• The records:
======

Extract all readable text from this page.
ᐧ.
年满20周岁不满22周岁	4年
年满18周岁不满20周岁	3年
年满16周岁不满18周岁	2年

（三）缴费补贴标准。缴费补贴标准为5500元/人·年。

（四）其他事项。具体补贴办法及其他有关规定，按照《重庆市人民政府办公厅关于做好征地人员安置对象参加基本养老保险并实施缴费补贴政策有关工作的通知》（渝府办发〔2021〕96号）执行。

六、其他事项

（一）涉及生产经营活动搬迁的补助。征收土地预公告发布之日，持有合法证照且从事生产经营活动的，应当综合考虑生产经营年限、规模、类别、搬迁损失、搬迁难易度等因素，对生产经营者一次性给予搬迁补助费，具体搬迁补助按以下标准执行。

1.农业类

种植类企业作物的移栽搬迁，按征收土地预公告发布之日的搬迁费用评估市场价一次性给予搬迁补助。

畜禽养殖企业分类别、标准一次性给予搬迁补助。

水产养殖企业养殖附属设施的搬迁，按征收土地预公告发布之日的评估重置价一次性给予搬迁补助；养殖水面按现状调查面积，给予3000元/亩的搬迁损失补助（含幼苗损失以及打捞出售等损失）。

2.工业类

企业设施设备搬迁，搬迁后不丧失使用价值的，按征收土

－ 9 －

======

• Aim: Report the number of lines of the listing above that hold the string "其他事项", with no other text.

• Output below: 2